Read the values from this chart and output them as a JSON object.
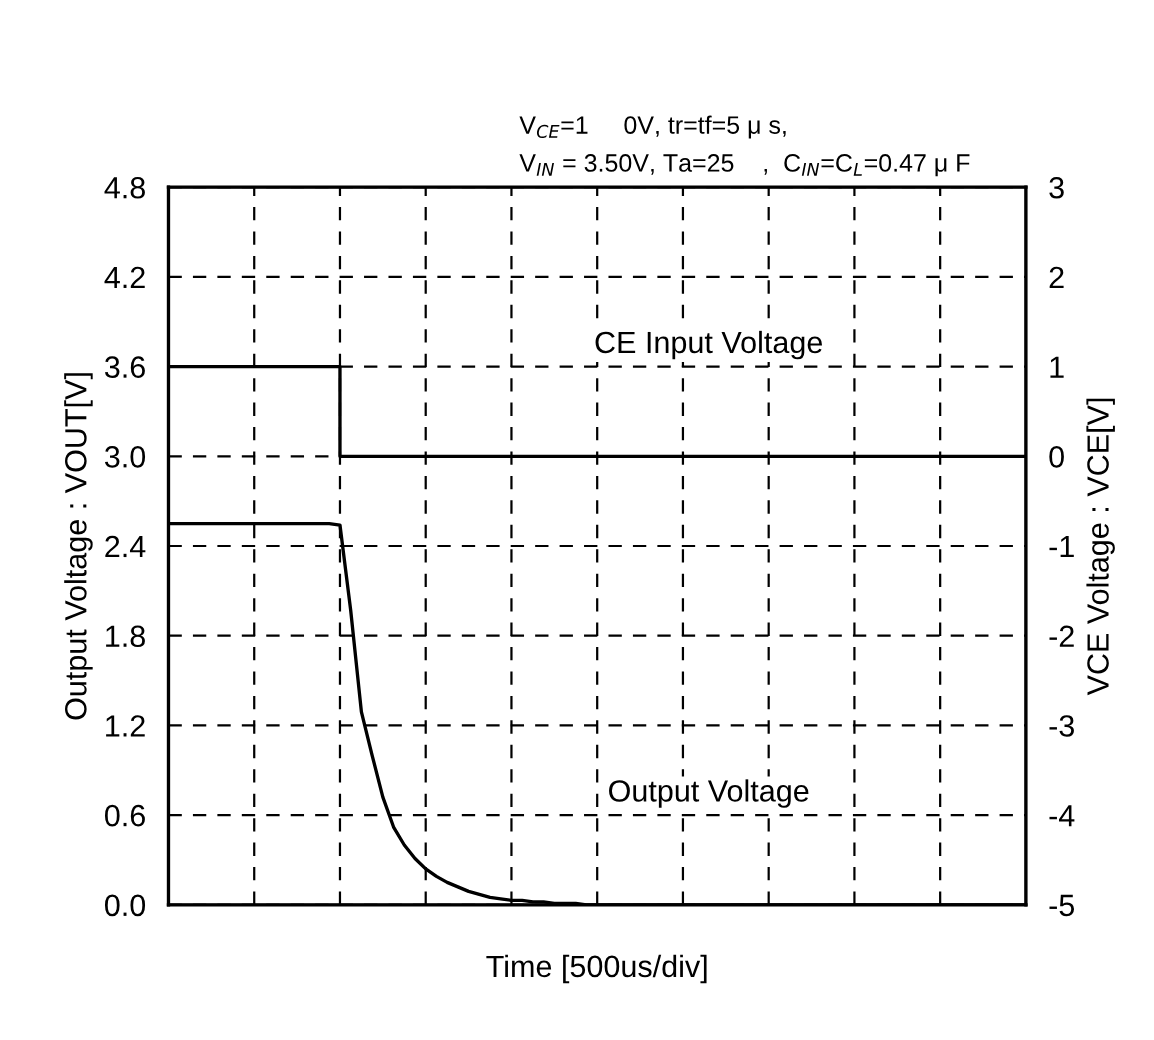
{
  "chart_data": {
    "type": "line",
    "subtitle": "V$_{CE}$=1     0V, tr=tf=5 μ s,\nV$_{IN}$ = 3.50V, Ta=25    ,  C$_{IN}$=C$_{L}$=0.47 μ F",
    "xlabel": "Time [500us/div]",
    "ylabel": "Output Voltage : VOUT[V]",
    "y2label": "VCE Voltage : VCE[V]",
    "categories": [
      null,
      null,
      null,
      null,
      null,
      null,
      null,
      null,
      null,
      null,
      null,
      null,
      null,
      null,
      null,
      null,
      null,
      null,
      null,
      null,
      null,
      null,
      null,
      null,
      null,
      null,
      null,
      null,
      null,
      null,
      null,
      null,
      null,
      null,
      null,
      null,
      null,
      null,
      null,
      null,
      null,
      null,
      null,
      null,
      null,
      null,
      null,
      null,
      null,
      null,
      null,
      null,
      null,
      null,
      null,
      null,
      null,
      null,
      null,
      null,
      null,
      null,
      null,
      null,
      null,
      null,
      null,
      null,
      null,
      null,
      null,
      null,
      null,
      null,
      null,
      null,
      null,
      null,
      null,
      null,
      null
    ],
    "ylim": [
      0,
      4.8
    ],
    "yticks": [
      {
        "value": 0,
        "label": "0.0"
      },
      0.6,
      1.2,
      1.8,
      2.4,
      {
        "value": 3,
        "label": "3.0"
      },
      3.6,
      4.2,
      4.8
    ],
    "y2lim": [
      -5,
      3
    ],
    "y2ticks": [
      -5,
      -4,
      -3,
      -2,
      -1,
      0,
      1,
      2,
      3
    ],
    "grid": true,
    "line_style": "solid",
    "marker": "none",
    "series": [
      {
        "type": "step",
        "color": "#000000",
        "axis": "y2",
        "values": [
          1,
          1,
          1,
          1,
          1,
          1,
          1,
          1,
          1,
          1,
          1,
          1,
          1,
          1,
          1,
          1,
          0,
          0,
          0,
          0,
          0,
          0,
          0,
          0,
          0,
          0,
          0,
          0,
          0,
          0,
          0,
          0,
          0,
          0,
          0,
          0,
          0,
          0,
          0,
          0,
          0,
          0,
          0,
          0,
          0,
          0,
          0,
          0,
          0,
          0,
          0,
          0,
          0,
          0,
          0,
          0,
          0,
          0,
          0,
          0,
          0,
          0,
          0,
          0,
          0,
          0,
          0,
          0,
          0,
          0,
          0,
          0,
          0,
          0,
          0,
          0,
          0,
          0,
          0,
          0,
          0
        ]
      },
      {
        "color": "#000000",
        "axis": "y",
        "values": [
          2.55,
          2.55,
          2.55,
          2.55,
          2.55,
          2.55,
          2.55,
          2.55,
          2.55,
          2.55,
          2.55,
          2.55,
          2.55,
          2.55,
          2.55,
          2.55,
          2.54,
          1.97,
          1.29,
          1.0,
          0.72,
          0.52,
          0.4,
          0.31,
          0.24,
          0.19,
          0.15,
          0.12,
          0.09,
          0.07,
          0.05,
          0.04,
          0.03,
          0.03,
          0.02,
          0.02,
          0.01,
          0.01,
          0.01,
          0,
          0,
          0,
          0,
          0,
          0,
          0,
          0,
          0,
          0,
          0,
          0,
          0,
          0,
          0,
          0,
          0,
          0,
          0,
          0,
          0,
          0,
          0,
          0,
          0,
          0,
          0,
          0,
          0,
          0,
          0,
          0,
          0,
          0,
          0,
          0,
          0,
          0,
          0,
          0,
          0,
          0
        ]
      }
    ],
    "annotations": [
      "CE Input Voltage",
      "Output Voltage"
    ]
  }
}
###
DESCRIPTION OF THE TASK — Gather all lines from the listing above in which "Voltage" occurs.

OUTPUT FOR THIS TASK —
    "ylabel": "Output Voltage : VOUT[V]",
    "y2label": "VCE Voltage : VCE[V]",
      "CE Input Voltage",
      "Output Voltage"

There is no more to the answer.